Recorded data:
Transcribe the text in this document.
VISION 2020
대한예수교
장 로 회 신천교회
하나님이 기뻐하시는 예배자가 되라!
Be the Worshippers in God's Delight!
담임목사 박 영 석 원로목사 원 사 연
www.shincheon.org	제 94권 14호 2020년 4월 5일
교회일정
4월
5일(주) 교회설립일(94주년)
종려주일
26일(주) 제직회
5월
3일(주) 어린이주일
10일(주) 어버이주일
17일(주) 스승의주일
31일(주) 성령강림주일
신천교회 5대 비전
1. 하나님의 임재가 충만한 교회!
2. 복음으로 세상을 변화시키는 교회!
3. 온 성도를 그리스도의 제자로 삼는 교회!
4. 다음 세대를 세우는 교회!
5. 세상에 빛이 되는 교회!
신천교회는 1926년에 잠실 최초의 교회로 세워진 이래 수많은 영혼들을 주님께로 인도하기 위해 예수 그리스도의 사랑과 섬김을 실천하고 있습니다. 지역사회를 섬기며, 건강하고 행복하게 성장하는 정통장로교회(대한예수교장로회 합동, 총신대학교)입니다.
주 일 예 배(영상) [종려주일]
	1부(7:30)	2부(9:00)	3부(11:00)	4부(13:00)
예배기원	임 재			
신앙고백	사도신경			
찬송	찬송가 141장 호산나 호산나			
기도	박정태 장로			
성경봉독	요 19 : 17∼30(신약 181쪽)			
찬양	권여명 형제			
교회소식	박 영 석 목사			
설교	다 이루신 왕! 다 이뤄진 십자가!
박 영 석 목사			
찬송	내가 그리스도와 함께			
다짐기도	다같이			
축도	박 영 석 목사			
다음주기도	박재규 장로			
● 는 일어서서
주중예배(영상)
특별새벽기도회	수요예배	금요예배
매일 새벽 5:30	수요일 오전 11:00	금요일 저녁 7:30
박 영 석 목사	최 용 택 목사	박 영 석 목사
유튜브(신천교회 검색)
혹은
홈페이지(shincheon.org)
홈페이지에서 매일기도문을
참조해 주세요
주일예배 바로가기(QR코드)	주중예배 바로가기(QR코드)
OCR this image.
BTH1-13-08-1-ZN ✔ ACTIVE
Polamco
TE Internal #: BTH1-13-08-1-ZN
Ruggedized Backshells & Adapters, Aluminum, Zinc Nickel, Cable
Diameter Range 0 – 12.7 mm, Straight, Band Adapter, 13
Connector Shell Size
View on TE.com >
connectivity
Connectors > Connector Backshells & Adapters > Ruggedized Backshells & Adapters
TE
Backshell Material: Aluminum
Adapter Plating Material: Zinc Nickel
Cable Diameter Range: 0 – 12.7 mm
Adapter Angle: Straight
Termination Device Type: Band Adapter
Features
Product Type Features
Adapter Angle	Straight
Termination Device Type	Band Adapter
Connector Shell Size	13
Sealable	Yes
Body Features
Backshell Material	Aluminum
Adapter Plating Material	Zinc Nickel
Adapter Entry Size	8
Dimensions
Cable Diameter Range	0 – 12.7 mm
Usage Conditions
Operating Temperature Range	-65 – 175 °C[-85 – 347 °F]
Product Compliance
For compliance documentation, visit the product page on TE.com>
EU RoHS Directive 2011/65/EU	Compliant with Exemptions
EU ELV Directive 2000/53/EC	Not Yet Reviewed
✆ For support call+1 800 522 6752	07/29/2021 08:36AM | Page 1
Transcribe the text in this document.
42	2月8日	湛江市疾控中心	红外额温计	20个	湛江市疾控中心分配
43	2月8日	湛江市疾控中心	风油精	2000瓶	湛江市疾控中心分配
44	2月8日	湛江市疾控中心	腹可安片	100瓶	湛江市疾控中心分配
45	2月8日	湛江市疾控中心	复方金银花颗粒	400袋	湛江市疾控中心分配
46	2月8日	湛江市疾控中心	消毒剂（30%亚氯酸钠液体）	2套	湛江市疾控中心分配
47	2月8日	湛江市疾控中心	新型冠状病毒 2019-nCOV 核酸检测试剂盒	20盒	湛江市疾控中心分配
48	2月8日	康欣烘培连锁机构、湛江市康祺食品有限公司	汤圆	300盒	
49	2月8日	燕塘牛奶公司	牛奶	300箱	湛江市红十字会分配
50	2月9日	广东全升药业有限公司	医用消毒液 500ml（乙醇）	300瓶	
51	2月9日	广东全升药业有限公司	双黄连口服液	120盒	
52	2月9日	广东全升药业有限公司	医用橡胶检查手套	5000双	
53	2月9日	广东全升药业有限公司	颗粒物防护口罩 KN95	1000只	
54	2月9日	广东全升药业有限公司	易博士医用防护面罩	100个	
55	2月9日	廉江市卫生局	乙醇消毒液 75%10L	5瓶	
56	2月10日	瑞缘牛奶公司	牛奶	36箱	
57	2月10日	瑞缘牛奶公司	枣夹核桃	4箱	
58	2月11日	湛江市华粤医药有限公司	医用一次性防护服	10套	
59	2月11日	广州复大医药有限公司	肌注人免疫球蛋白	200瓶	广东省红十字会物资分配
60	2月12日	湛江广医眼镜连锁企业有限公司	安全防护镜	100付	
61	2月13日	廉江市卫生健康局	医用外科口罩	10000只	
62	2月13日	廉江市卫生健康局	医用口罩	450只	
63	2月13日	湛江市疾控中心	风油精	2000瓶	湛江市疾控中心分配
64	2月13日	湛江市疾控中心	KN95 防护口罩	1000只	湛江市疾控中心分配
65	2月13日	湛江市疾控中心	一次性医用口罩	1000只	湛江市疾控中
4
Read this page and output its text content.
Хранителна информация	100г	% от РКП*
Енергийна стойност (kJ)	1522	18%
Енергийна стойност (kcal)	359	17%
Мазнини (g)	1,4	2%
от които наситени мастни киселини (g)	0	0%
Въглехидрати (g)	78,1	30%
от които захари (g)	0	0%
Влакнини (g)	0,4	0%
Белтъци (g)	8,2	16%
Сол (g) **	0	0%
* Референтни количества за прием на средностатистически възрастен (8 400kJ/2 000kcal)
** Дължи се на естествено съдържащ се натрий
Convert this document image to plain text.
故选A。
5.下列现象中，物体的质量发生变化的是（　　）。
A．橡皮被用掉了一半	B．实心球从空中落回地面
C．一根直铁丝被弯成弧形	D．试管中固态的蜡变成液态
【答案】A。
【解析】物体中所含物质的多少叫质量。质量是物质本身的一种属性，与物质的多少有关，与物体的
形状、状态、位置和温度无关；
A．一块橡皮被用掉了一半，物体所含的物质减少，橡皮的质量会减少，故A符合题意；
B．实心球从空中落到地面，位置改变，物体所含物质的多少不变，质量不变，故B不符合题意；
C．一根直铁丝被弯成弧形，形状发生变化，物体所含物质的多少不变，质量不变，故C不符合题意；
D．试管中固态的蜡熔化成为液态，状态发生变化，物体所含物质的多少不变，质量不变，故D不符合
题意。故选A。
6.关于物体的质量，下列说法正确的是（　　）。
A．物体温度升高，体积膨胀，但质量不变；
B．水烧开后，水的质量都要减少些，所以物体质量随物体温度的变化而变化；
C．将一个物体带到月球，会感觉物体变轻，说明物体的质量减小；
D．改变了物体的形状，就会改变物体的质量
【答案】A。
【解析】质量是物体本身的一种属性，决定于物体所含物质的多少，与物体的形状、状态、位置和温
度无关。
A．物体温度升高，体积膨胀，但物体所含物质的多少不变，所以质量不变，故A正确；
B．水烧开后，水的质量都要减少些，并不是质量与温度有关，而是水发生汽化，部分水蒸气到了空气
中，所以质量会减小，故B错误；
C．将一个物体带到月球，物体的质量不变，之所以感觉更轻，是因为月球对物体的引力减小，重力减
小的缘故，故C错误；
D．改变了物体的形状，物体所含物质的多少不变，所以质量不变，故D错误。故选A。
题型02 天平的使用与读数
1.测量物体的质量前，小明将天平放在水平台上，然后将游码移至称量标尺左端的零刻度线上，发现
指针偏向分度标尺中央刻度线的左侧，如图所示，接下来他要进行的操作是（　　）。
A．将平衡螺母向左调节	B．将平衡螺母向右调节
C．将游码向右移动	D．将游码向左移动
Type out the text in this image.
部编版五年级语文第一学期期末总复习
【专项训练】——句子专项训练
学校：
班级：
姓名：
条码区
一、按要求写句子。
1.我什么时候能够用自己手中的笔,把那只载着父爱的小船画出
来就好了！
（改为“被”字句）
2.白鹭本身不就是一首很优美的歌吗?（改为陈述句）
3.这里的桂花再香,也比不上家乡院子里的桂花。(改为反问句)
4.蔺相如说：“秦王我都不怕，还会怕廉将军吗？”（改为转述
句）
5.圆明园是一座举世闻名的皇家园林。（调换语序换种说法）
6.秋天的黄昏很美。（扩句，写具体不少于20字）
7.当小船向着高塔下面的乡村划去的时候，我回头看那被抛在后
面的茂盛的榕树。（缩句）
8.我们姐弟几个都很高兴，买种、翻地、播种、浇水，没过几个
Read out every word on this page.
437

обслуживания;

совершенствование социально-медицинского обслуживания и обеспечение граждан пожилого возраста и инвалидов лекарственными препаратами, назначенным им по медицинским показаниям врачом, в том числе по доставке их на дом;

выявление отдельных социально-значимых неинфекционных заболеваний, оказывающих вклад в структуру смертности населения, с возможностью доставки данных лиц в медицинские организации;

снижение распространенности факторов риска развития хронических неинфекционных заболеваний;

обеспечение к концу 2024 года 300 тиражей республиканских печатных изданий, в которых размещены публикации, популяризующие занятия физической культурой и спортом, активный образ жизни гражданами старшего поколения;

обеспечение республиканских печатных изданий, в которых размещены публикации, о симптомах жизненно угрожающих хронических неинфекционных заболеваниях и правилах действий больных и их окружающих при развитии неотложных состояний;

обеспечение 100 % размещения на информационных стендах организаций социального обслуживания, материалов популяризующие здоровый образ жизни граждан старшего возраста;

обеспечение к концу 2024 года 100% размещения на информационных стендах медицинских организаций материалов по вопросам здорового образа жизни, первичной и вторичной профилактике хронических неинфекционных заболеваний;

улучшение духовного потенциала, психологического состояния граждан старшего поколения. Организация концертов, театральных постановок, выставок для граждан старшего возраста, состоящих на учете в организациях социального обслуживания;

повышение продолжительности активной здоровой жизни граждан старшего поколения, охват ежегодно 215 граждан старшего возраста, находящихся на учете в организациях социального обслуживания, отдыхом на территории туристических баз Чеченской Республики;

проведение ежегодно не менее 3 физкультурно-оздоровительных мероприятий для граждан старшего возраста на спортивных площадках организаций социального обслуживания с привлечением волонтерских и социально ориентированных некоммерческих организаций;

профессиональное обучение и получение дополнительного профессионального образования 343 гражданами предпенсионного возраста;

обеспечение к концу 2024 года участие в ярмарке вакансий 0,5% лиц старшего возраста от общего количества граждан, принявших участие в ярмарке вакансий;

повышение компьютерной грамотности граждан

▶ [GIVEN PROBLEM]: Look through the records and gather every line containing "информационных".

▶ [THE RESPONSE]:
обеспечение 100 % размещения на информационных стендах организаций социального обслуживания, материалов популяризующие здоровый образ жизни граждан старшего возраста;
обеспечение к концу 2024 года 100% размещения на информационных стендах медицинских организаций материалов по вопросам здорового образа жизни, первичной и вторичной профилактике хронических неинфекционных заболеваний;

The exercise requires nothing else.